**Stored entries:**
┌────────

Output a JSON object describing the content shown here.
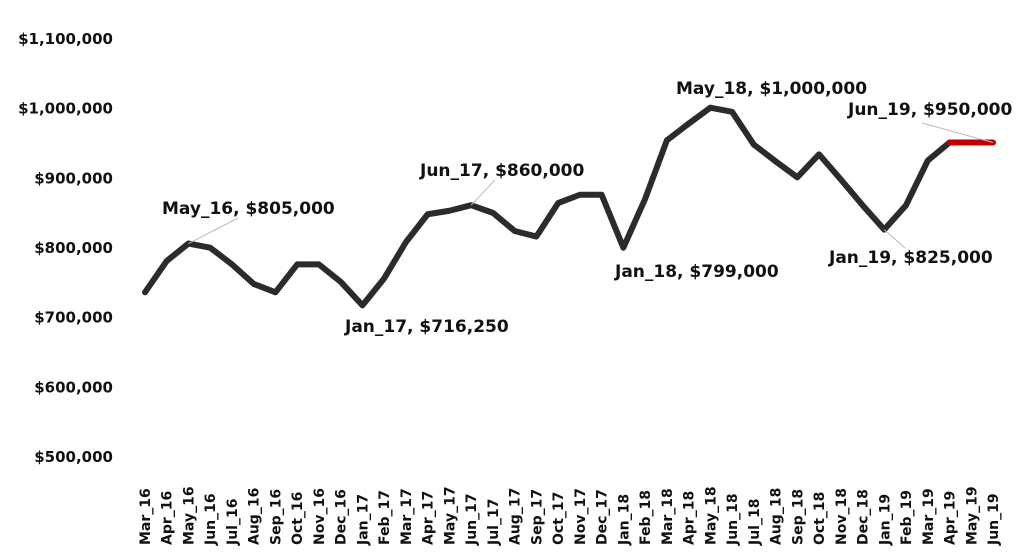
{
  "chart_data": {
    "type": "line",
    "title": "",
    "xlabel": "",
    "ylabel": "",
    "ylim": [
      500000,
      1100000
    ],
    "yticks": [
      500000,
      600000,
      700000,
      800000,
      900000,
      1000000,
      1100000
    ],
    "ytick_labels": [
      "$500,000",
      "$600,000",
      "$700,000",
      "$800,000",
      "$900,000",
      "$1,000,000",
      "$1,100,000"
    ],
    "grid": false,
    "categories": [
      "Mar_16",
      "Apr_16",
      "May_16",
      "Jun_16",
      "Jul_16",
      "Aug_16",
      "Sep_16",
      "Oct_16",
      "Nov_16",
      "Dec_16",
      "Jan_17",
      "Feb_17",
      "Mar_17",
      "Apr_17",
      "May_17",
      "Jun_17",
      "Jul_17",
      "Aug_17",
      "Sep_17",
      "Oct_17",
      "Nov_17",
      "Dec_17",
      "Jan_18",
      "Feb_18",
      "Mar_18",
      "Apr_18",
      "May_18",
      "Jun_18",
      "Jul_18",
      "Aug_18",
      "Sep_18",
      "Oct_18",
      "Nov_18",
      "Dec_18",
      "Jan_19",
      "Feb_19",
      "Mar_19",
      "Apr_19",
      "May_19",
      "Jun_19"
    ],
    "series": [
      {
        "values": [
          735000,
          780000,
          805000,
          799000,
          775000,
          747000,
          735000,
          775000,
          775000,
          750000,
          716250,
          755000,
          807000,
          847000,
          852000,
          860000,
          849000,
          823000,
          815000,
          863000,
          875000,
          875000,
          799000,
          869000,
          953000,
          977000,
          1000000,
          994000,
          947000,
          923000,
          900000,
          933000,
          897000,
          860000,
          825000,
          860000,
          924000,
          950000,
          950000,
          950000
        ],
        "color": "#2b2b2b",
        "highlight_color": "#c00000",
        "highlight_from": "Apr_19"
      }
    ],
    "annotations": [
      {
        "category": "May_16",
        "text": "May_16, $805,000"
      },
      {
        "category": "Jan_17",
        "text": "Jan_17, $716,250"
      },
      {
        "category": "Jun_17",
        "text": "Jun_17, $860,000"
      },
      {
        "category": "Jan_18",
        "text": "Jan_18, $799,000"
      },
      {
        "category": "May_18",
        "text": "May_18, $1,000,000"
      },
      {
        "category": "Jan_19",
        "text": "Jan_19, $825,000"
      },
      {
        "category": "Jun_19",
        "text": "Jun_19, $950,000"
      }
    ]
  }
}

└────────

**YOUR GOAL:** Copy out every line holding the string "text".

**PROBLEM SOLUTION:**
        "text": "May_16, $805,000"
        "text": "Jan_17, $716,250"
        "text": "Jun_17, $860,000"
        "text": "Jan_18, $799,000"
        "text": "May_18, $1,000,000"
        "text": "Jan_19, $825,000"
        "text": "Jun_19, $950,000"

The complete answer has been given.